Aim of the task:
Go through the records and copy each line where the word "this" occurs.

Given records:

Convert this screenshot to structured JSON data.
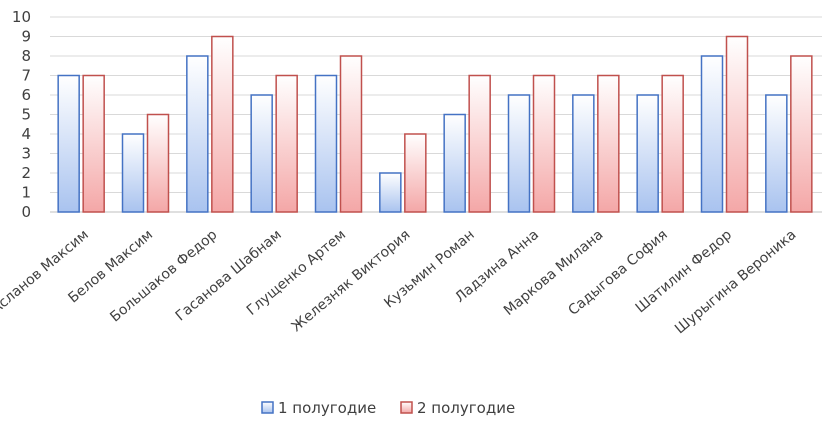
{
  "chart_data": {
    "type": "bar",
    "categories": [
      "Асланов Максим",
      "Белов Максим",
      "Большаков Федор",
      "Гасанова Шабнам",
      "Глущенко Артем",
      "Железняк Виктория",
      "Кузьмин Роман",
      "Ладзина Анна",
      "Маркова Милана",
      "Садыгова София",
      "Шатилин Федор",
      "Шурыгина Вероника"
    ],
    "series": [
      {
        "name": "1 полугодие",
        "values": [
          7,
          4,
          8,
          6,
          7,
          2,
          5,
          6,
          6,
          6,
          8,
          6
        ]
      },
      {
        "name": "2 полугодие",
        "values": [
          7,
          5,
          9,
          7,
          8,
          4,
          7,
          7,
          7,
          7,
          9,
          8
        ]
      }
    ],
    "y_ticks": [
      "0",
      "1",
      "2",
      "3",
      "4",
      "5",
      "6",
      "7",
      "8",
      "9",
      "10"
    ],
    "ylim": [
      0,
      10
    ],
    "grid": true,
    "legend_position": "bottom",
    "colors": {
      "series1_fill_top": "#ffffff",
      "series1_fill_bottom": "#a9c3ef",
      "series1_stroke": "#4472c4",
      "series2_fill_top": "#ffffff",
      "series2_fill_bottom": "#f4a7a7",
      "series2_stroke": "#c0504d",
      "grid": "#d9d9d9",
      "axis": "#bfbfbf"
    }
  }
}
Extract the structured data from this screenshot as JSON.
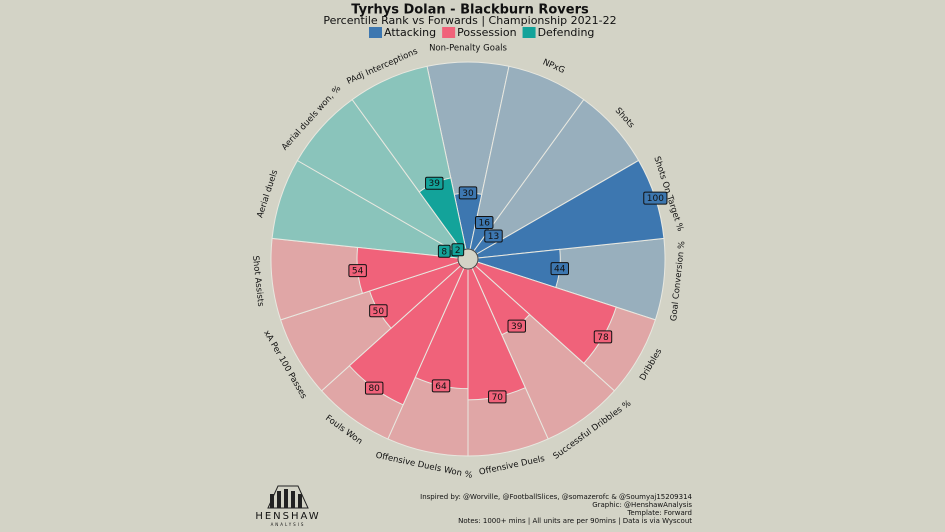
{
  "chart_data": {
    "type": "polar_bar",
    "title": "Tyrhys Dolan - Blackburn Rovers",
    "subtitle": "Percentile Rank vs Forwards | Championship 2021-22",
    "categories": [
      "Non-Penalty Goals",
      "NPxG",
      "Shots",
      "Shots On Target %",
      "Goal Conversion %",
      "Dribbles",
      "Successful Dribbles %",
      "Offensive Duels",
      "Offensive Duels Won %",
      "Fouls Won",
      "xA Per 100 Passes",
      "Shot Assists",
      "Aerial duels",
      "Aerial duels won, %",
      "PAdj Interceptions"
    ],
    "series": [
      {
        "name": "Attacking",
        "color": "#3d77b0",
        "background_color": "#98afbd",
        "values": [
          30,
          16,
          13,
          100,
          44,
          null,
          null,
          null,
          null,
          null,
          null,
          null,
          null,
          null,
          null
        ]
      },
      {
        "name": "Possession",
        "color": "#f0627a",
        "background_color": "#e0a6a6",
        "values": [
          null,
          null,
          null,
          null,
          null,
          78,
          39,
          70,
          64,
          80,
          50,
          54,
          null,
          null,
          null
        ]
      },
      {
        "name": "Defending",
        "color": "#13a39a",
        "background_color": "#8ac4bb",
        "values": [
          null,
          null,
          null,
          null,
          null,
          null,
          null,
          null,
          null,
          null,
          null,
          null,
          8,
          2,
          39
        ]
      }
    ],
    "ylim": [
      0,
      100
    ],
    "logo": {
      "name": "HENSHAW",
      "tagline": "ANALYSIS"
    },
    "notes": [
      "Inspired by: @Worville, @FootballSlices, @somazerofc & @Soumyaj15209314",
      "Graphic: @HenshawAnalysis",
      "Template: Forward",
      "Notes: 1000+ mins | All units are per 90mins | Data is via Wyscout"
    ]
  }
}
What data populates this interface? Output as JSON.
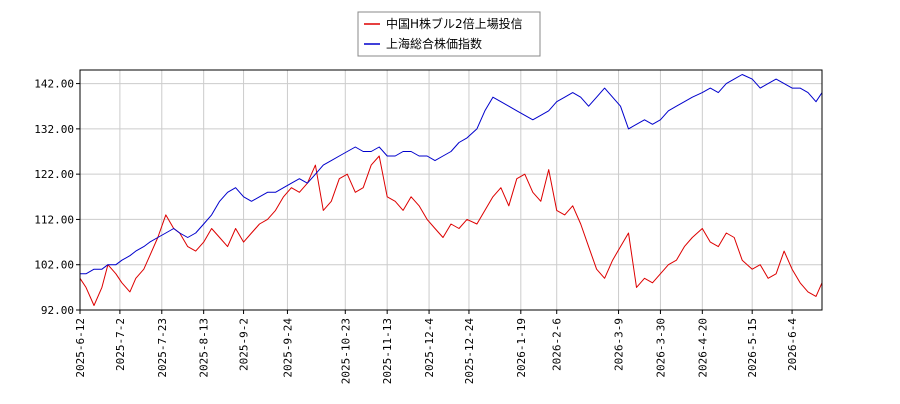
{
  "chart_data": {
    "type": "line",
    "title": "",
    "xlabel": "",
    "ylabel": "",
    "ylim": [
      92.0,
      145.0
    ],
    "yticks": [
      "92.00",
      "102.00",
      "112.00",
      "122.00",
      "132.00",
      "142.00"
    ],
    "ytick_values": [
      92,
      102,
      112,
      122,
      132,
      142
    ],
    "x_start": "2025-06-12",
    "x_end": "2026-06-19",
    "xticks": [
      "2025-6-12",
      "2025-7-2",
      "2025-7-23",
      "2025-8-13",
      "2025-9-2",
      "2025-9-24",
      "2025-10-23",
      "2025-11-13",
      "2025-12-4",
      "2025-12-24",
      "2026-1-19",
      "2026-2-6",
      "2026-3-9",
      "2026-3-30",
      "2026-4-20",
      "2026-5-15",
      "2026-6-4"
    ],
    "grid": true,
    "legend_position": "top-center",
    "series": [
      {
        "name": "中国H株ブル2倍上場投信",
        "color": "#dd0000",
        "x": [
          "2025-06-12",
          "2025-06-15",
          "2025-06-19",
          "2025-06-23",
          "2025-06-26",
          "2025-06-30",
          "2025-07-03",
          "2025-07-07",
          "2025-07-10",
          "2025-07-14",
          "2025-07-17",
          "2025-07-21",
          "2025-07-25",
          "2025-07-29",
          "2025-08-01",
          "2025-08-05",
          "2025-08-09",
          "2025-08-13",
          "2025-08-17",
          "2025-08-21",
          "2025-08-25",
          "2025-08-29",
          "2025-09-02",
          "2025-09-06",
          "2025-09-10",
          "2025-09-14",
          "2025-09-18",
          "2025-09-22",
          "2025-09-26",
          "2025-09-30",
          "2025-10-04",
          "2025-10-08",
          "2025-10-12",
          "2025-10-16",
          "2025-10-20",
          "2025-10-24",
          "2025-10-28",
          "2025-11-01",
          "2025-11-05",
          "2025-11-09",
          "2025-11-13",
          "2025-11-17",
          "2025-11-21",
          "2025-11-25",
          "2025-11-29",
          "2025-12-03",
          "2025-12-07",
          "2025-12-11",
          "2025-12-15",
          "2025-12-19",
          "2025-12-23",
          "2025-12-28",
          "2026-01-01",
          "2026-01-05",
          "2026-01-09",
          "2026-01-13",
          "2026-01-17",
          "2026-01-21",
          "2026-01-25",
          "2026-01-29",
          "2026-02-02",
          "2026-02-06",
          "2026-02-10",
          "2026-02-14",
          "2026-02-18",
          "2026-02-22",
          "2026-02-26",
          "2026-03-02",
          "2026-03-06",
          "2026-03-10",
          "2026-03-14",
          "2026-03-18",
          "2026-03-22",
          "2026-03-26",
          "2026-03-30",
          "2026-04-03",
          "2026-04-07",
          "2026-04-11",
          "2026-04-15",
          "2026-04-20",
          "2026-04-24",
          "2026-04-28",
          "2026-05-02",
          "2026-05-06",
          "2026-05-10",
          "2026-05-15",
          "2026-05-19",
          "2026-05-23",
          "2026-05-27",
          "2026-05-31",
          "2026-06-04",
          "2026-06-08",
          "2026-06-12",
          "2026-06-16",
          "2026-06-19"
        ],
        "values": [
          99,
          97,
          93,
          97,
          102,
          100,
          98,
          96,
          99,
          101,
          104,
          108,
          113,
          110,
          109,
          106,
          105,
          107,
          110,
          108,
          106,
          110,
          107,
          109,
          111,
          112,
          114,
          117,
          119,
          118,
          120,
          124,
          114,
          116,
          121,
          122,
          118,
          119,
          124,
          126,
          117,
          116,
          114,
          117,
          115,
          112,
          110,
          108,
          111,
          110,
          112,
          111,
          114,
          117,
          119,
          115,
          121,
          122,
          118,
          116,
          123,
          114,
          113,
          115,
          111,
          106,
          101,
          99,
          103,
          106,
          109,
          97,
          99,
          98,
          100,
          102,
          103,
          106,
          108,
          110,
          107,
          106,
          109,
          108,
          103,
          101,
          102,
          99,
          100,
          105,
          101,
          98,
          96,
          95,
          98
        ],
        "values_note": ""
      },
      {
        "name": "上海総合株価指数",
        "color": "#0000cc",
        "x": [
          "2025-06-12",
          "2025-06-15",
          "2025-06-19",
          "2025-06-23",
          "2025-06-26",
          "2025-06-30",
          "2025-07-03",
          "2025-07-07",
          "2025-07-10",
          "2025-07-14",
          "2025-07-17",
          "2025-07-21",
          "2025-07-25",
          "2025-07-29",
          "2025-08-01",
          "2025-08-05",
          "2025-08-09",
          "2025-08-13",
          "2025-08-17",
          "2025-08-21",
          "2025-08-25",
          "2025-08-29",
          "2025-09-02",
          "2025-09-06",
          "2025-09-10",
          "2025-09-14",
          "2025-09-18",
          "2025-09-22",
          "2025-09-26",
          "2025-09-30",
          "2025-10-04",
          "2025-10-08",
          "2025-10-12",
          "2025-10-16",
          "2025-10-20",
          "2025-10-24",
          "2025-10-28",
          "2025-11-01",
          "2025-11-05",
          "2025-11-09",
          "2025-11-13",
          "2025-11-17",
          "2025-11-21",
          "2025-11-25",
          "2025-11-29",
          "2025-12-03",
          "2025-12-07",
          "2025-12-11",
          "2025-12-15",
          "2025-12-19",
          "2025-12-23",
          "2025-12-28",
          "2026-01-01",
          "2026-01-05",
          "2026-01-09",
          "2026-01-13",
          "2026-01-17",
          "2026-01-21",
          "2026-01-25",
          "2026-01-29",
          "2026-02-02",
          "2026-02-06",
          "2026-02-10",
          "2026-02-14",
          "2026-02-18",
          "2026-02-22",
          "2026-02-26",
          "2026-03-02",
          "2026-03-06",
          "2026-03-10",
          "2026-03-14",
          "2026-03-18",
          "2026-03-22",
          "2026-03-26",
          "2026-03-30",
          "2026-04-03",
          "2026-04-07",
          "2026-04-11",
          "2026-04-15",
          "2026-04-20",
          "2026-04-24",
          "2026-04-28",
          "2026-05-02",
          "2026-05-06",
          "2026-05-10",
          "2026-05-15",
          "2026-05-19",
          "2026-05-23",
          "2026-05-27",
          "2026-05-31",
          "2026-06-04",
          "2026-06-08",
          "2026-06-12",
          "2026-06-16",
          "2026-06-19"
        ],
        "values": [
          100,
          100,
          101,
          101,
          102,
          102,
          103,
          104,
          105,
          106,
          107,
          108,
          109,
          110,
          109,
          108,
          109,
          111,
          113,
          116,
          118,
          119,
          117,
          116,
          117,
          118,
          118,
          119,
          120,
          121,
          120,
          122,
          124,
          125,
          126,
          127,
          128,
          127,
          127,
          128,
          126,
          126,
          127,
          127,
          126,
          126,
          125,
          126,
          127,
          129,
          130,
          132,
          136,
          139,
          138,
          137,
          136,
          135,
          134,
          135,
          136,
          138,
          139,
          140,
          139,
          137,
          139,
          141,
          139,
          137,
          132,
          133,
          134,
          133,
          134,
          136,
          137,
          138,
          139,
          140,
          141,
          140,
          142,
          143,
          144,
          143,
          141,
          142,
          143,
          142,
          141,
          141,
          140,
          138,
          140
        ],
        "values_note": ""
      }
    ]
  }
}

Expected answer:
Convert this screenshot to structured JSON data.
Extract the structured data from this screenshot as JSON.
What data populates this interface? Output as JSON.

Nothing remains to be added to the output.